- [Task objective] Print all the entries verbatim.

- [Extracted records]

--- start ---

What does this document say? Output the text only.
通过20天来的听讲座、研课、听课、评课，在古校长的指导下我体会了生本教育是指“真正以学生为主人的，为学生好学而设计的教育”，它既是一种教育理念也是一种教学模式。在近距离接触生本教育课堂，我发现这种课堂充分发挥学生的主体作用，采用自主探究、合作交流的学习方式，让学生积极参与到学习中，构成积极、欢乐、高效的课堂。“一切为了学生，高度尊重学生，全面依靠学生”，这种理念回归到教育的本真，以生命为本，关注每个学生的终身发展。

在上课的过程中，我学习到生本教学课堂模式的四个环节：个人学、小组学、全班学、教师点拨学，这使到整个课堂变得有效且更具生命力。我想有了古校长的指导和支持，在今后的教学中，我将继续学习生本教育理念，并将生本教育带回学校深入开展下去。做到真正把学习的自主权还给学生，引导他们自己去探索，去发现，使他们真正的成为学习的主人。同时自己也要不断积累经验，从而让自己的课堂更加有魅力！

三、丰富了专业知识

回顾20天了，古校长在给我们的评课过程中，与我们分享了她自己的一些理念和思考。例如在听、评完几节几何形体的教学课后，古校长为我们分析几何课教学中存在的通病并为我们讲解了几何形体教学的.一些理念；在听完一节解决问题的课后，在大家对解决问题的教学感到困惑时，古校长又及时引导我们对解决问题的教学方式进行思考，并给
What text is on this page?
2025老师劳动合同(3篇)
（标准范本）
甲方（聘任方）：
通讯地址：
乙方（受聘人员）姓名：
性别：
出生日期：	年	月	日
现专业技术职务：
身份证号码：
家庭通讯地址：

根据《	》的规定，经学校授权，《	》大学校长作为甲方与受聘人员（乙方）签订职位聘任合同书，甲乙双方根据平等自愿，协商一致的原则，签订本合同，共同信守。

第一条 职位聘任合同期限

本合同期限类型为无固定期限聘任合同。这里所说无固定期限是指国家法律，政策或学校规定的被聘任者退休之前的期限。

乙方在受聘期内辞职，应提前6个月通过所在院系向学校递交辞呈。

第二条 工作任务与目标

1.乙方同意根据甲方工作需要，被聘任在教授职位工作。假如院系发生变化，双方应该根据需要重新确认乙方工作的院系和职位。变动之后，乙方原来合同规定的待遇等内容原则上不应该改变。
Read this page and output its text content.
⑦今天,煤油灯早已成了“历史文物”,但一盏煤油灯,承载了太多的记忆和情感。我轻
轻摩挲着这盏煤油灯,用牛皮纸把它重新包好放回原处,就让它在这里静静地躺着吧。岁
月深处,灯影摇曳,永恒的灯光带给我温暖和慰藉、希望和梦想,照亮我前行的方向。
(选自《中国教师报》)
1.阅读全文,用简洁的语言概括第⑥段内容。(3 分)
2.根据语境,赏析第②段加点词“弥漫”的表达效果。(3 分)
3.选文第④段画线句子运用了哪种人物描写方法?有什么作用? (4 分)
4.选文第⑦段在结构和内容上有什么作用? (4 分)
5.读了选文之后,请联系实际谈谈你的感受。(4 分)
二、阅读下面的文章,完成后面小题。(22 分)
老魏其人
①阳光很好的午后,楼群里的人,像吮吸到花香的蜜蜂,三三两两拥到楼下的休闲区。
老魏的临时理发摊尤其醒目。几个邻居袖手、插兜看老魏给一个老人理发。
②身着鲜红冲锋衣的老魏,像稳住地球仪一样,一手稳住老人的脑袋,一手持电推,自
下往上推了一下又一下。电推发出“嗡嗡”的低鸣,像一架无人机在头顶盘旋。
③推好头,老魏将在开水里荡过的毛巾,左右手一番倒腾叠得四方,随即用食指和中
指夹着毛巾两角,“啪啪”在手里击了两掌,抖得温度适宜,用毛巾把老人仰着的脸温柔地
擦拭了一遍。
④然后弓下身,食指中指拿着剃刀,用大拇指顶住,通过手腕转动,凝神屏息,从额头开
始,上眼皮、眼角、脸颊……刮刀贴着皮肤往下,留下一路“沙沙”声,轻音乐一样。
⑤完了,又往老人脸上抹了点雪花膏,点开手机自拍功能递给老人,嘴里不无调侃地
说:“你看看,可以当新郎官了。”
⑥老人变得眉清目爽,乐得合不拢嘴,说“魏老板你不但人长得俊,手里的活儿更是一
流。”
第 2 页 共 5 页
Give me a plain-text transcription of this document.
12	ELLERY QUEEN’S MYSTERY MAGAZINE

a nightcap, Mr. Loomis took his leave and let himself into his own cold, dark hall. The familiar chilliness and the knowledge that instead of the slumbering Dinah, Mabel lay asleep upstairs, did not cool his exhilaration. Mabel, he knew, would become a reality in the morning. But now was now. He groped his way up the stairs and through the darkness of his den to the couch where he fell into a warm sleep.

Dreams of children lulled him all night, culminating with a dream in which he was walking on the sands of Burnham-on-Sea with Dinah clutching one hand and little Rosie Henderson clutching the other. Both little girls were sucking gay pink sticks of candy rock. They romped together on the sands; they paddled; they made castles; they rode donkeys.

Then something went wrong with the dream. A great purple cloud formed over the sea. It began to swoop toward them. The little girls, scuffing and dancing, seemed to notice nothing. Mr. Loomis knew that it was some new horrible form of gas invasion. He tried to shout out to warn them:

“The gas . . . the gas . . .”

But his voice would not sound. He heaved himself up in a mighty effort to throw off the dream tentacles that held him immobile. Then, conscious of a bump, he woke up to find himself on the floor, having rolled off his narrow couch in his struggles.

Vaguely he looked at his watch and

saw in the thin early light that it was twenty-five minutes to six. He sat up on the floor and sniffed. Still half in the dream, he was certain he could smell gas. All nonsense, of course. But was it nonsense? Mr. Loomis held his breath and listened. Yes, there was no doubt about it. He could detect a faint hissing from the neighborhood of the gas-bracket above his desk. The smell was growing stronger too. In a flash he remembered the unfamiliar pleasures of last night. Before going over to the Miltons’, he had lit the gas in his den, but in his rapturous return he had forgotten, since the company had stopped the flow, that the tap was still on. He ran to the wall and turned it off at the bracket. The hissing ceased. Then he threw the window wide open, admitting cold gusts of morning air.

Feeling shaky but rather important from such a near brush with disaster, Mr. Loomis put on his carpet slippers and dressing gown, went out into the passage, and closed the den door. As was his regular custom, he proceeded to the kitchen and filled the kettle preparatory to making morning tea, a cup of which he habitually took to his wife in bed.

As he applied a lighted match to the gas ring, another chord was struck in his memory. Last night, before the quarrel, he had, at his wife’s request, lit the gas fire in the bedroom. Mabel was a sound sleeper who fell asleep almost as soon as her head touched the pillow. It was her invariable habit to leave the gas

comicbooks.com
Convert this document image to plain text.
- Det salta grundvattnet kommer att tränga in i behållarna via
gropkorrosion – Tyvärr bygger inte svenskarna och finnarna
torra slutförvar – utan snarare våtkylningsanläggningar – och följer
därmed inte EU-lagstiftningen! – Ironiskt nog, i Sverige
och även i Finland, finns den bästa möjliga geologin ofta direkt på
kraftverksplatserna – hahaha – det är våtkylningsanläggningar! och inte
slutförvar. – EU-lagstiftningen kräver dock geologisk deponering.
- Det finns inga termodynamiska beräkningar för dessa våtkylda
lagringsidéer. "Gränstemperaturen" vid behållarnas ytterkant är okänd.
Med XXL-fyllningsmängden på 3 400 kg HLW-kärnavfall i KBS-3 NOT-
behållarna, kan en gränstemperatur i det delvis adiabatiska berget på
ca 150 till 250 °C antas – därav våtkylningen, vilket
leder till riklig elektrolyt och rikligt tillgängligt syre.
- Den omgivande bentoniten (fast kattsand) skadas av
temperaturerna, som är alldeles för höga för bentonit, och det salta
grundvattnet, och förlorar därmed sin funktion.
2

--- end ---

- [Finished exercise]
What does this document say? Output the text only.
通过20天来的听讲座、研课、听课、评课，在古校长的指导下我体会了生本教育是指“真正以学生为主人的，为学生好学而设计的教育”，它既是一种教育理念也是一种教学模式。在近距离接触生本教育课堂，我发现这种课堂充分发挥学生的主体作用，采用自主探究、合作交流的学习方式，让学生积极参与到学习中，构成积极、欢乐、高效的课堂。“一切为了学生，高度尊重学生，全面依靠学生”，这种理念回归到教育的本真，以生命为本，关注每个学生的终身发展。

在上课的过程中，我学习到生本教学课堂模式的四个环节：个人学、小组学、全班学、教师点拨学，这使到整个课堂变得有效且更具生命力。我想有了古校长的指导和支持，在今后的教学中，我将继续学习生本教育理念，并将生本教育带回学校深入开展下去。做到真正把学习的自主权还给学生，引导他们自己去探索，去发现，使他们真正的成为学习的主人。同时自己也要不断积累经验，从而让自己的课堂更加有魅力！

三、丰富了专业知识

回顾20天了，古校长在给我们的评课过程中，与我们分享了她自己的一些理念和思考。例如在听、评完几节几何形体的教学课后，古校长为我们分析几何课教学中存在的通病并为我们讲解了几何形体教学的.一些理念；在听完一节解决问题的课后，在大家对解决问题的教学感到困惑时，古校长又及时引导我们对解决问题的教学方式进行思考，并给
What text is on this page?
2025老师劳动合同(3篇)
（标准范本）
甲方（聘任方）：
通讯地址：
乙方（受聘人员）姓名：
性别：
出生日期：	年	月	日
现专业技术职务：
身份证号码：
家庭通讯地址：

根据《	》的规定，经学校授权，《	》大学校长作为甲方与受聘人员（乙方）签订职位聘任合同书，甲乙双方根据平等自愿，协商一致的原则，签订本合同，共同信守。

第一条 职位聘任合同期限

本合同期限类型为无固定期限聘任合同。这里所说无固定期限是指国家法律，政策或学校规定的被聘任者退休之前的期限。

乙方在受聘期内辞职，应提前6个月通过所在院系向学校递交辞呈。

第二条 工作任务与目标

1.乙方同意根据甲方工作需要，被聘任在教授职位工作。假如院系发生变化，双方应该根据需要重新确认乙方工作的院系和职位。变动之后，乙方原来合同规定的待遇等内容原则上不应该改变。
Read this page and output its text content.
⑦今天,煤油灯早已成了“历史文物”,但一盏煤油灯,承载了太多的记忆和情感。我轻
轻摩挲着这盏煤油灯,用牛皮纸把它重新包好放回原处,就让它在这里静静地躺着吧。岁
月深处,灯影摇曳,永恒的灯光带给我温暖和慰藉、希望和梦想,照亮我前行的方向。
(选自《中国教师报》)
1.阅读全文,用简洁的语言概括第⑥段内容。(3 分)
2.根据语境,赏析第②段加点词“弥漫”的表达效果。(3 分)
3.选文第④段画线句子运用了哪种人物描写方法?有什么作用? (4 分)
4.选文第⑦段在结构和内容上有什么作用? (4 分)
5.读了选文之后,请联系实际谈谈你的感受。(4 分)
二、阅读下面的文章,完成后面小题。(22 分)
老魏其人
①阳光很好的午后,楼群里的人,像吮吸到花香的蜜蜂,三三两两拥到楼下的休闲区。
老魏的临时理发摊尤其醒目。几个邻居袖手、插兜看老魏给一个老人理发。
②身着鲜红冲锋衣的老魏,像稳住地球仪一样,一手稳住老人的脑袋,一手持电推,自
下往上推了一下又一下。电推发出“嗡嗡”的低鸣,像一架无人机在头顶盘旋。
③推好头,老魏将在开水里荡过的毛巾,左右手一番倒腾叠得四方,随即用食指和中
指夹着毛巾两角,“啪啪”在手里击了两掌,抖得温度适宜,用毛巾把老人仰着的脸温柔地
擦拭了一遍。
④然后弓下身,食指中指拿着剃刀,用大拇指顶住,通过手腕转动,凝神屏息,从额头开
始,上眼皮、眼角、脸颊……刮刀贴着皮肤往下,留下一路“沙沙”声,轻音乐一样。
⑤完了,又往老人脸上抹了点雪花膏,点开手机自拍功能递给老人,嘴里不无调侃地
说:“你看看,可以当新郎官了。”
⑥老人变得眉清目爽,乐得合不拢嘴,说“魏老板你不但人长得俊,手里的活儿更是一
流。”
第 2 页 共 5 页
Give me a plain-text transcription of this document.
12	ELLERY QUEEN’S MYSTERY MAGAZINE

a nightcap, Mr. Loomis took his leave and let himself into his own cold, dark hall. The familiar chilliness and the knowledge that instead of the slumbering Dinah, Mabel lay asleep upstairs, did not cool his exhilaration. Mabel, he knew, would become a reality in the morning. But now was now. He groped his way up the stairs and through the darkness of his den to the couch where he fell into a warm sleep.

Dreams of children lulled him all night, culminating with a dream in which he was walking on the sands of Burnham-on-Sea with Dinah clutching one hand and little Rosie Henderson clutching the other. Both little girls were sucking gay pink sticks of candy rock. They romped together on the sands; they paddled; they made castles; they rode donkeys.

Then something went wrong with the dream. A great purple cloud formed over the sea. It began to swoop toward them. The little girls, scuffing and dancing, seemed to notice nothing. Mr. Loomis knew that it was some new horrible form of gas invasion. He tried to shout out to warn them:

“The gas . . . the gas . . .”

But his voice would not sound. He heaved himself up in a mighty effort to throw off the dream tentacles that held him immobile. Then, conscious of a bump, he woke up to find himself on the floor, having rolled off his narrow couch in his struggles.

Vaguely he looked at his watch and

saw in the thin early light that it was twenty-five minutes to six. He sat up on the floor and sniffed. Still half in the dream, he was certain he could smell gas. All nonsense, of course. But was it nonsense? Mr. Loomis held his breath and listened. Yes, there was no doubt about it. He could detect a faint hissing from the neighborhood of the gas-bracket above his desk. The smell was growing stronger too. In a flash he remembered the unfamiliar pleasures of last night. Before going over to the Miltons’, he had lit the gas in his den, but in his rapturous return he had forgotten, since the company had stopped the flow, that the tap was still on. He ran to the wall and turned it off at the bracket. The hissing ceased. Then he threw the window wide open, admitting cold gusts of morning air.

Feeling shaky but rather important from such a near brush with disaster, Mr. Loomis put on his carpet slippers and dressing gown, went out into the passage, and closed the den door. As was his regular custom, he proceeded to the kitchen and filled the kettle preparatory to making morning tea, a cup of which he habitually took to his wife in bed.

As he applied a lighted match to the gas ring, another chord was struck in his memory. Last night, before the quarrel, he had, at his wife’s request, lit the gas fire in the bedroom. Mabel was a sound sleeper who fell asleep almost as soon as her head touched the pillow. It was her invariable habit to leave the gas

comicbooks.com
Convert this document image to plain text.
- Det salta grundvattnet kommer att tränga in i behållarna via
gropkorrosion – Tyvärr bygger inte svenskarna och finnarna
torra slutförvar – utan snarare våtkylningsanläggningar – och följer
därmed inte EU-lagstiftningen! – Ironiskt nog, i Sverige
och även i Finland, finns den bästa möjliga geologin ofta direkt på
kraftverksplatserna – hahaha – det är våtkylningsanläggningar! och inte
slutförvar. – EU-lagstiftningen kräver dock geologisk deponering.
- Det finns inga termodynamiska beräkningar för dessa våtkylda
lagringsidéer. "Gränstemperaturen" vid behållarnas ytterkant är okänd.
Med XXL-fyllningsmängden på 3 400 kg HLW-kärnavfall i KBS-3 NOT-
behållarna, kan en gränstemperatur i det delvis adiabatiska berget på
ca 150 till 250 °C antas – därav våtkylningen, vilket
leder till riklig elektrolyt och rikligt tillgängligt syre.
- Den omgivande bentoniten (fast kattsand) skadas av
temperaturerna, som är alldeles för höga för bentonit, och det salta
grundvattnet, och förlorar därmed sin funktion.
2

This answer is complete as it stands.